* [EXERCISE] Repeat the entire listing below verbatim, from the first line to the last, and leave out the picture.

★ ★ ★ ★ ★

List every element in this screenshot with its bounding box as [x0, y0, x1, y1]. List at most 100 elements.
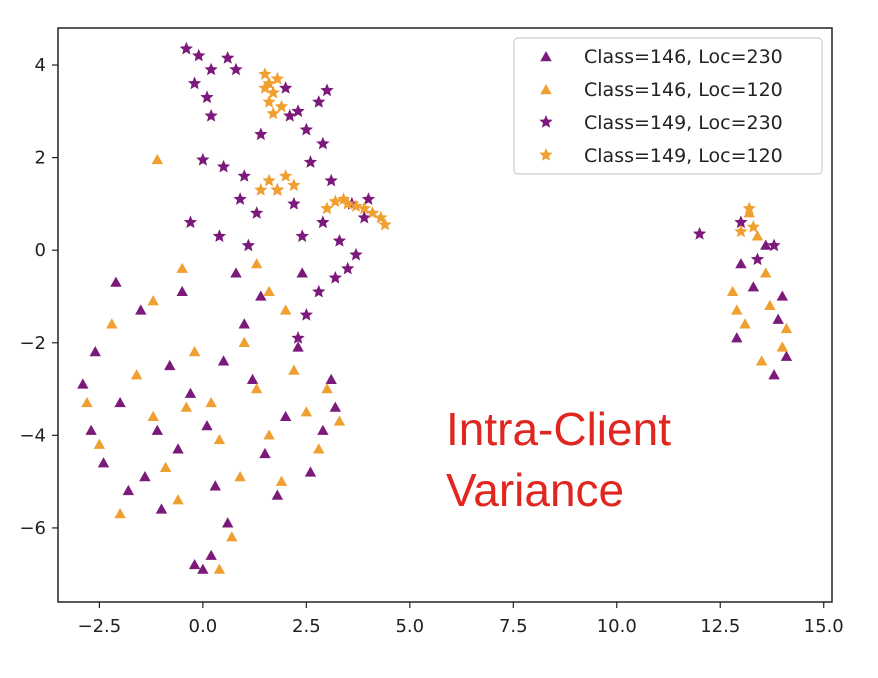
annotation-line-1: Intra-Client	[446, 403, 671, 455]
data-point	[279, 81, 293, 94]
data-point	[332, 233, 347, 247]
data-point	[296, 267, 308, 278]
y-tick-label: −6	[19, 518, 46, 539]
data-point	[262, 173, 276, 187]
data-point	[357, 210, 371, 224]
series-1	[81, 153, 793, 574]
data-point	[755, 355, 768, 366]
data-point	[246, 373, 259, 385]
y-tick-label: −2	[19, 333, 46, 354]
legend-marker	[539, 148, 553, 161]
data-point	[106, 318, 118, 329]
data-point	[222, 517, 234, 528]
data-point	[329, 401, 342, 412]
data-point	[217, 355, 230, 366]
data-point	[130, 369, 143, 380]
data-point	[324, 173, 338, 187]
points-layer	[77, 41, 793, 574]
data-point	[731, 304, 743, 315]
x-tick-label: 2.5	[292, 616, 321, 637]
data-point	[135, 304, 147, 315]
data-point	[266, 85, 280, 99]
data-point	[316, 215, 330, 229]
data-point	[85, 424, 97, 435]
y-tick-label: 4	[35, 55, 46, 76]
data-point	[93, 438, 106, 449]
data-point	[263, 429, 275, 440]
x-axis: −2.5 0.0 2.5 5.0 7.5 10.0 12.5 15.0	[78, 602, 844, 637]
data-point	[250, 258, 263, 269]
x-tick-label: 12.5	[700, 616, 740, 637]
data-point	[780, 322, 793, 334]
data-point	[255, 290, 267, 301]
data-point	[316, 136, 330, 150]
data-point	[295, 229, 309, 242]
data-point	[776, 290, 789, 301]
data-point	[279, 169, 293, 182]
data-point	[751, 230, 764, 241]
data-point	[336, 192, 351, 205]
data-point	[279, 304, 292, 315]
data-point	[205, 396, 217, 408]
data-point	[164, 359, 176, 371]
data-point	[213, 563, 226, 574]
data-point	[176, 285, 188, 297]
data-point	[274, 99, 289, 113]
data-point	[312, 95, 326, 108]
data-point	[159, 461, 172, 472]
data-point	[155, 503, 168, 514]
x-tick-label: −2.5	[78, 616, 122, 637]
data-point	[313, 443, 325, 454]
legend-label: Class=149, Loc=120	[584, 145, 783, 167]
data-point	[747, 281, 760, 292]
data-point	[250, 206, 264, 219]
legend-label: Class=146, Loc=120	[584, 79, 783, 101]
data-point	[230, 267, 242, 278]
x-tick-label: 10.0	[597, 616, 637, 637]
data-point	[188, 558, 201, 570]
data-point	[734, 224, 748, 238]
data-point	[204, 109, 218, 122]
annotation: Intra-Client Variance	[446, 403, 671, 516]
legend-marker	[540, 51, 552, 62]
data-point	[321, 383, 333, 394]
data-point	[151, 153, 164, 165]
data-point	[320, 83, 334, 97]
series-0	[77, 239, 793, 574]
data-point	[238, 318, 250, 329]
data-point	[767, 238, 781, 252]
data-point	[288, 364, 300, 375]
data-point	[266, 106, 280, 120]
data-point	[303, 155, 318, 168]
data-point	[299, 308, 313, 321]
data-point	[349, 199, 363, 212]
data-point	[196, 152, 210, 166]
legend-box	[513, 37, 823, 175]
data-point	[258, 67, 272, 80]
data-point	[270, 183, 284, 196]
data-point	[172, 494, 184, 505]
data-point	[212, 229, 227, 242]
data-point	[746, 220, 760, 233]
data-point	[229, 62, 243, 76]
data-point	[726, 285, 739, 297]
data-point	[259, 447, 271, 459]
y-axis: 4 2 0 −2 −4 −6	[19, 55, 58, 539]
data-point	[200, 90, 214, 104]
data-point	[238, 336, 250, 347]
data-point	[304, 466, 317, 477]
legend: Class=146, Loc=230 Class=146, Loc=120 Clas…	[513, 37, 823, 175]
data-point	[262, 95, 276, 108]
legend-label: Class=149, Loc=230	[584, 112, 783, 134]
data-point	[300, 406, 313, 417]
data-point	[204, 62, 218, 76]
data-point	[151, 424, 164, 435]
data-point	[760, 267, 772, 278]
plot-frame	[57, 27, 833, 603]
legend-label: Class=146, Loc=230	[584, 46, 783, 68]
data-point	[772, 313, 784, 324]
data-point	[180, 401, 193, 412]
data-point	[81, 396, 93, 408]
data-point	[768, 369, 780, 380]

★ ★ ★ ★ ★

* [OUTPUT BELOW]
List every element in this screenshot with its bounding box as [x0, y0, x1, y1]. List at most 100 elements.
annotation-line-1: Intra-Client	[446, 403, 671, 455]
data-point	[279, 81, 293, 94]
data-point	[332, 233, 347, 247]
data-point	[296, 267, 308, 278]
y-tick-label: −6	[19, 518, 46, 539]
data-point	[262, 173, 276, 187]
data-point	[357, 210, 371, 224]
series-1	[81, 153, 793, 574]
data-point	[755, 355, 768, 366]
data-point	[246, 373, 259, 385]
y-tick-label: −2	[19, 333, 46, 354]
legend-marker	[539, 148, 553, 161]
data-point	[106, 318, 118, 329]
data-point	[222, 517, 234, 528]
data-point	[329, 401, 342, 412]
data-point	[217, 355, 230, 366]
data-point	[130, 369, 143, 380]
data-point	[324, 173, 338, 187]
points-layer	[77, 41, 793, 574]
data-point	[731, 304, 743, 315]
x-tick-label: 2.5	[292, 616, 321, 637]
data-point	[135, 304, 147, 315]
data-point	[266, 85, 280, 99]
data-point	[316, 215, 330, 229]
data-point	[85, 424, 97, 435]
y-tick-label: 4	[35, 55, 46, 76]
data-point	[93, 438, 106, 449]
data-point	[263, 429, 275, 440]
x-axis: −2.5 0.0 2.5 5.0 7.5 10.0 12.5 15.0	[78, 602, 844, 637]
data-point	[250, 258, 263, 269]
x-tick-label: 12.5	[700, 616, 740, 637]
data-point	[780, 322, 793, 334]
data-point	[255, 290, 267, 301]
data-point	[316, 136, 330, 150]
data-point	[295, 229, 309, 242]
data-point	[776, 290, 789, 301]
data-point	[279, 169, 293, 182]
data-point	[751, 230, 764, 241]
data-point	[336, 192, 351, 205]
data-point	[279, 304, 292, 315]
data-point	[205, 396, 217, 408]
data-point	[164, 359, 176, 371]
data-point	[213, 563, 226, 574]
data-point	[176, 285, 188, 297]
data-point	[274, 99, 289, 113]
data-point	[312, 95, 326, 108]
data-point	[159, 461, 172, 472]
data-point	[155, 503, 168, 514]
x-tick-label: −2.5	[78, 616, 122, 637]
data-point	[313, 443, 325, 454]
legend-label: Class=149, Loc=120	[584, 145, 783, 167]
data-point	[747, 281, 760, 292]
data-point	[250, 206, 264, 219]
legend-label: Class=146, Loc=120	[584, 79, 783, 101]
data-point	[230, 267, 242, 278]
x-tick-label: 10.0	[597, 616, 637, 637]
data-point	[188, 558, 201, 570]
data-point	[734, 224, 748, 238]
data-point	[204, 109, 218, 122]
annotation: Intra-Client Variance	[446, 403, 671, 516]
legend-marker	[540, 51, 552, 62]
data-point	[321, 383, 333, 394]
data-point	[151, 153, 164, 165]
data-point	[320, 83, 334, 97]
series-0	[77, 239, 793, 574]
data-point	[238, 318, 250, 329]
data-point	[767, 238, 781, 252]
data-point	[288, 364, 300, 375]
data-point	[266, 106, 280, 120]
data-point	[303, 155, 318, 168]
data-point	[299, 308, 313, 321]
data-point	[349, 199, 363, 212]
data-point	[196, 152, 210, 166]
legend-box	[513, 37, 823, 175]
data-point	[258, 67, 272, 80]
data-point	[270, 183, 284, 196]
data-point	[172, 494, 184, 505]
data-point	[212, 229, 227, 242]
data-point	[746, 220, 760, 233]
data-point	[229, 62, 243, 76]
data-point	[726, 285, 739, 297]
data-point	[259, 447, 271, 459]
y-axis: 4 2 0 −2 −4 −6	[19, 55, 58, 539]
data-point	[200, 90, 214, 104]
data-point	[238, 336, 250, 347]
data-point	[304, 466, 317, 477]
legend: Class=146, Loc=230 Class=146, Loc=120 Clas…	[513, 37, 823, 175]
data-point	[262, 95, 276, 108]
legend-label: Class=149, Loc=230	[584, 112, 783, 134]
data-point	[300, 406, 313, 417]
data-point	[204, 62, 218, 76]
data-point	[151, 424, 164, 435]
data-point	[760, 267, 772, 278]
plot-frame	[57, 27, 833, 603]
legend-label: Class=146, Loc=230	[584, 46, 783, 68]
data-point	[772, 313, 784, 324]
data-point	[180, 401, 193, 412]
data-point	[81, 396, 93, 408]
data-point	[768, 369, 780, 380]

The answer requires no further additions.